* Records shown

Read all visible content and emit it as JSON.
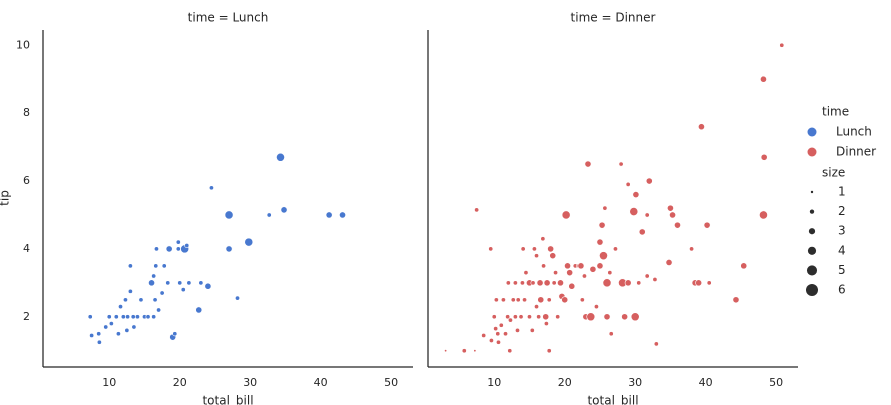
{
  "chart_data": [
    {
      "type": "scatter",
      "title": "time = Lunch",
      "xlabel": "total_bill",
      "ylabel": "tip",
      "xlim": [
        0.6,
        53.1
      ],
      "ylim": [
        0.52,
        10.45
      ],
      "xticks": [
        10,
        20,
        30,
        40,
        50
      ],
      "yticks": [
        2,
        4,
        6,
        8,
        10
      ],
      "series": [
        {
          "name": "Lunch",
          "color": "#4878cf",
          "x": [
            7.3,
            7.5,
            8.5,
            8.6,
            9.5,
            10,
            10.3,
            11,
            11.3,
            11.6,
            12,
            12.3,
            12.5,
            12.6,
            13,
            13,
            13.4,
            13.5,
            14,
            14.5,
            15,
            15.5,
            16,
            16.3,
            16.3,
            16.5,
            16.6,
            16.7,
            17,
            17.5,
            17.8,
            18.3,
            18.5,
            19,
            19.3,
            19.8,
            19.8,
            20,
            20.5,
            20.7,
            21,
            21.3,
            22.7,
            23,
            24,
            24.5,
            27,
            27,
            28.2,
            29.8,
            32.7,
            34.3,
            34.8,
            41.2,
            43.1
          ],
          "values": [
            2,
            1.45,
            1.5,
            1.25,
            1.7,
            2,
            1.8,
            2,
            1.5,
            2.3,
            2,
            2.5,
            1.6,
            2,
            2.75,
            3.5,
            2,
            1.7,
            2,
            2.5,
            2,
            2,
            3,
            2,
            3.2,
            2.5,
            3.5,
            4,
            2.2,
            2.7,
            3.5,
            3,
            4,
            1.4,
            1.5,
            4,
            4.2,
            3,
            2.8,
            4,
            4.1,
            3,
            2.2,
            3,
            2.9,
            5.8,
            5,
            4,
            2.55,
            4.2,
            5,
            6.7,
            5.15,
            5,
            5
          ],
          "sizes": [
            2,
            2,
            2,
            2,
            2,
            2,
            2,
            2,
            2,
            2,
            2,
            2,
            2,
            2,
            2,
            2,
            2,
            2,
            2,
            2,
            2,
            2,
            3,
            2,
            2,
            2,
            2,
            2,
            2,
            2,
            2,
            2,
            3,
            3,
            2,
            2,
            2,
            2,
            2,
            4,
            2,
            2,
            3,
            2,
            3,
            2,
            4,
            3,
            2,
            4,
            2,
            4,
            3,
            3,
            3
          ]
        }
      ]
    },
    {
      "type": "scatter",
      "title": "time = Dinner",
      "xlabel": "total_bill",
      "xlim": [
        0.6,
        53.1
      ],
      "ylim": [
        0.52,
        10.45
      ],
      "xticks": [
        10,
        20,
        30,
        40,
        50
      ],
      "yticks": [
        2,
        4,
        6,
        8,
        10
      ],
      "series": [
        {
          "name": "Dinner",
          "color": "#d65f5f",
          "x": [
            3.1,
            5.75,
            7.25,
            7.5,
            8.5,
            9.5,
            9.6,
            10,
            10.2,
            10.3,
            10.5,
            10.6,
            11,
            11.3,
            11.6,
            11.9,
            12,
            12.2,
            12.3,
            12.7,
            13,
            13,
            13.3,
            13.4,
            13.8,
            14,
            14.1,
            14.3,
            14.5,
            14.8,
            15,
            15,
            15.4,
            15.5,
            15.7,
            16,
            16,
            16.3,
            16.5,
            16.6,
            16.9,
            17,
            17.3,
            17.4,
            17.5,
            17.8,
            17.8,
            18,
            18.3,
            18.5,
            18.7,
            19,
            19.4,
            19.6,
            20,
            20.2,
            20.4,
            20.7,
            21,
            21.5,
            22,
            22.3,
            22.5,
            22.8,
            23,
            23.3,
            23.7,
            24,
            24.5,
            25,
            25,
            25.3,
            25.5,
            25.7,
            26,
            26,
            26.4,
            26.6,
            27.2,
            28,
            28.2,
            28.5,
            29,
            29,
            29.8,
            30,
            30.1,
            30.5,
            31,
            31.7,
            31.7,
            32,
            33,
            32.8,
            34.8,
            35,
            35.3,
            36,
            38,
            38.5,
            39,
            39.4,
            40.2,
            40.5,
            44.3,
            45.4,
            48.2,
            48.3,
            48.2,
            50.8
          ],
          "values": [
            1,
            1,
            1,
            5.15,
            1.45,
            4,
            1.3,
            2,
            1.65,
            2.5,
            1.5,
            1.25,
            1.75,
            2.5,
            1.5,
            2,
            3,
            1,
            1.9,
            2.5,
            2,
            3,
            1.6,
            2.5,
            2,
            3,
            4,
            2.5,
            3.3,
            3,
            2,
            3,
            1.6,
            3,
            4,
            2.3,
            3.8,
            2,
            3,
            2.5,
            4.3,
            3.5,
            2,
            1.8,
            3,
            1,
            2.5,
            4,
            3.8,
            3,
            3.3,
            2,
            3,
            2.6,
            2.5,
            5,
            3.5,
            3.3,
            2.9,
            3.5,
            3.5,
            3.5,
            2.5,
            3.2,
            2,
            6.5,
            2,
            3.4,
            2.3,
            3.5,
            4.2,
            4.7,
            3.8,
            5.2,
            2,
            3,
            3.3,
            1.5,
            4,
            6.5,
            3,
            2,
            5.9,
            3,
            5.1,
            2,
            5.6,
            3,
            4.5,
            5,
            3.2,
            6,
            1.2,
            3.1,
            3.6,
            5.2,
            5,
            4.7,
            4,
            3,
            3,
            7.6,
            4.7,
            3,
            2.5,
            3.5,
            9,
            6.7,
            5,
            10
          ],
          "sizes": [
            1,
            2,
            1,
            2,
            2,
            2,
            2,
            2,
            2,
            2,
            2,
            2,
            2,
            2,
            2,
            2,
            2,
            2,
            2,
            2,
            2,
            2,
            2,
            2,
            2,
            2,
            2,
            2,
            2,
            2,
            2,
            3,
            2,
            2,
            2,
            2,
            2,
            2,
            3,
            3,
            2,
            2,
            3,
            2,
            3,
            2,
            2,
            3,
            3,
            2,
            2,
            2,
            3,
            3,
            3,
            4,
            3,
            3,
            3,
            2,
            2,
            3,
            2,
            2,
            3,
            3,
            4,
            3,
            2,
            3,
            3,
            3,
            4,
            2,
            3,
            4,
            2,
            2,
            2,
            2,
            4,
            3,
            2,
            3,
            4,
            4,
            3,
            2,
            3,
            2,
            2,
            3,
            2,
            2,
            3,
            3,
            3,
            3,
            2,
            3,
            3,
            3,
            3,
            2,
            3,
            3,
            3,
            3,
            4,
            2
          ]
        }
      ]
    }
  ],
  "legend": {
    "hue_title": "time",
    "size_title": "size",
    "sizes": [
      1,
      2,
      3,
      4,
      5,
      6
    ]
  }
}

* What to do
Write the listing above out again exactly, dropping each image.

* Answer to the task
Read all visible content and emit it as JSON.
{
  "chart_data": [
    {
      "type": "scatter",
      "title": "time = Lunch",
      "xlabel": "total_bill",
      "ylabel": "tip",
      "xlim": [
        0.6,
        53.1
      ],
      "ylim": [
        0.52,
        10.45
      ],
      "xticks": [
        10,
        20,
        30,
        40,
        50
      ],
      "yticks": [
        2,
        4,
        6,
        8,
        10
      ],
      "series": [
        {
          "name": "Lunch",
          "color": "#4878cf",
          "x": [
            7.3,
            7.5,
            8.5,
            8.6,
            9.5,
            10,
            10.3,
            11,
            11.3,
            11.6,
            12,
            12.3,
            12.5,
            12.6,
            13,
            13,
            13.4,
            13.5,
            14,
            14.5,
            15,
            15.5,
            16,
            16.3,
            16.3,
            16.5,
            16.6,
            16.7,
            17,
            17.5,
            17.8,
            18.3,
            18.5,
            19,
            19.3,
            19.8,
            19.8,
            20,
            20.5,
            20.7,
            21,
            21.3,
            22.7,
            23,
            24,
            24.5,
            27,
            27,
            28.2,
            29.8,
            32.7,
            34.3,
            34.8,
            41.2,
            43.1
          ],
          "values": [
            2,
            1.45,
            1.5,
            1.25,
            1.7,
            2,
            1.8,
            2,
            1.5,
            2.3,
            2,
            2.5,
            1.6,
            2,
            2.75,
            3.5,
            2,
            1.7,
            2,
            2.5,
            2,
            2,
            3,
            2,
            3.2,
            2.5,
            3.5,
            4,
            2.2,
            2.7,
            3.5,
            3,
            4,
            1.4,
            1.5,
            4,
            4.2,
            3,
            2.8,
            4,
            4.1,
            3,
            2.2,
            3,
            2.9,
            5.8,
            5,
            4,
            2.55,
            4.2,
            5,
            6.7,
            5.15,
            5,
            5
          ],
          "sizes": [
            2,
            2,
            2,
            2,
            2,
            2,
            2,
            2,
            2,
            2,
            2,
            2,
            2,
            2,
            2,
            2,
            2,
            2,
            2,
            2,
            2,
            2,
            3,
            2,
            2,
            2,
            2,
            2,
            2,
            2,
            2,
            2,
            3,
            3,
            2,
            2,
            2,
            2,
            2,
            4,
            2,
            2,
            3,
            2,
            3,
            2,
            4,
            3,
            2,
            4,
            2,
            4,
            3,
            3,
            3
          ]
        }
      ]
    },
    {
      "type": "scatter",
      "title": "time = Dinner",
      "xlabel": "total_bill",
      "xlim": [
        0.6,
        53.1
      ],
      "ylim": [
        0.52,
        10.45
      ],
      "xticks": [
        10,
        20,
        30,
        40,
        50
      ],
      "yticks": [
        2,
        4,
        6,
        8,
        10
      ],
      "series": [
        {
          "name": "Dinner",
          "color": "#d65f5f",
          "x": [
            3.1,
            5.75,
            7.25,
            7.5,
            8.5,
            9.5,
            9.6,
            10,
            10.2,
            10.3,
            10.5,
            10.6,
            11,
            11.3,
            11.6,
            11.9,
            12,
            12.2,
            12.3,
            12.7,
            13,
            13,
            13.3,
            13.4,
            13.8,
            14,
            14.1,
            14.3,
            14.5,
            14.8,
            15,
            15,
            15.4,
            15.5,
            15.7,
            16,
            16,
            16.3,
            16.5,
            16.6,
            16.9,
            17,
            17.3,
            17.4,
            17.5,
            17.8,
            17.8,
            18,
            18.3,
            18.5,
            18.7,
            19,
            19.4,
            19.6,
            20,
            20.2,
            20.4,
            20.7,
            21,
            21.5,
            22,
            22.3,
            22.5,
            22.8,
            23,
            23.3,
            23.7,
            24,
            24.5,
            25,
            25,
            25.3,
            25.5,
            25.7,
            26,
            26,
            26.4,
            26.6,
            27.2,
            28,
            28.2,
            28.5,
            29,
            29,
            29.8,
            30,
            30.1,
            30.5,
            31,
            31.7,
            31.7,
            32,
            33,
            32.8,
            34.8,
            35,
            35.3,
            36,
            38,
            38.5,
            39,
            39.4,
            40.2,
            40.5,
            44.3,
            45.4,
            48.2,
            48.3,
            48.2,
            50.8
          ],
          "values": [
            1,
            1,
            1,
            5.15,
            1.45,
            4,
            1.3,
            2,
            1.65,
            2.5,
            1.5,
            1.25,
            1.75,
            2.5,
            1.5,
            2,
            3,
            1,
            1.9,
            2.5,
            2,
            3,
            1.6,
            2.5,
            2,
            3,
            4,
            2.5,
            3.3,
            3,
            2,
            3,
            1.6,
            3,
            4,
            2.3,
            3.8,
            2,
            3,
            2.5,
            4.3,
            3.5,
            2,
            1.8,
            3,
            1,
            2.5,
            4,
            3.8,
            3,
            3.3,
            2,
            3,
            2.6,
            2.5,
            5,
            3.5,
            3.3,
            2.9,
            3.5,
            3.5,
            3.5,
            2.5,
            3.2,
            2,
            6.5,
            2,
            3.4,
            2.3,
            3.5,
            4.2,
            4.7,
            3.8,
            5.2,
            2,
            3,
            3.3,
            1.5,
            4,
            6.5,
            3,
            2,
            5.9,
            3,
            5.1,
            2,
            5.6,
            3,
            4.5,
            5,
            3.2,
            6,
            1.2,
            3.1,
            3.6,
            5.2,
            5,
            4.7,
            4,
            3,
            3,
            7.6,
            4.7,
            3,
            2.5,
            3.5,
            9,
            6.7,
            5,
            10
          ],
          "sizes": [
            1,
            2,
            1,
            2,
            2,
            2,
            2,
            2,
            2,
            2,
            2,
            2,
            2,
            2,
            2,
            2,
            2,
            2,
            2,
            2,
            2,
            2,
            2,
            2,
            2,
            2,
            2,
            2,
            2,
            2,
            2,
            3,
            2,
            2,
            2,
            2,
            2,
            2,
            3,
            3,
            2,
            2,
            3,
            2,
            3,
            2,
            2,
            3,
            3,
            2,
            2,
            2,
            3,
            3,
            3,
            4,
            3,
            3,
            3,
            2,
            2,
            3,
            2,
            2,
            3,
            3,
            4,
            3,
            2,
            3,
            3,
            3,
            4,
            2,
            3,
            4,
            2,
            2,
            2,
            2,
            4,
            3,
            2,
            3,
            4,
            4,
            3,
            2,
            3,
            2,
            2,
            3,
            2,
            2,
            3,
            3,
            3,
            3,
            2,
            3,
            3,
            3,
            3,
            2,
            3,
            3,
            3,
            3,
            4,
            2
          ]
        }
      ]
    }
  ],
  "legend": {
    "hue_title": "time",
    "size_title": "size",
    "sizes": [
      1,
      2,
      3,
      4,
      5,
      6
    ]
  }
}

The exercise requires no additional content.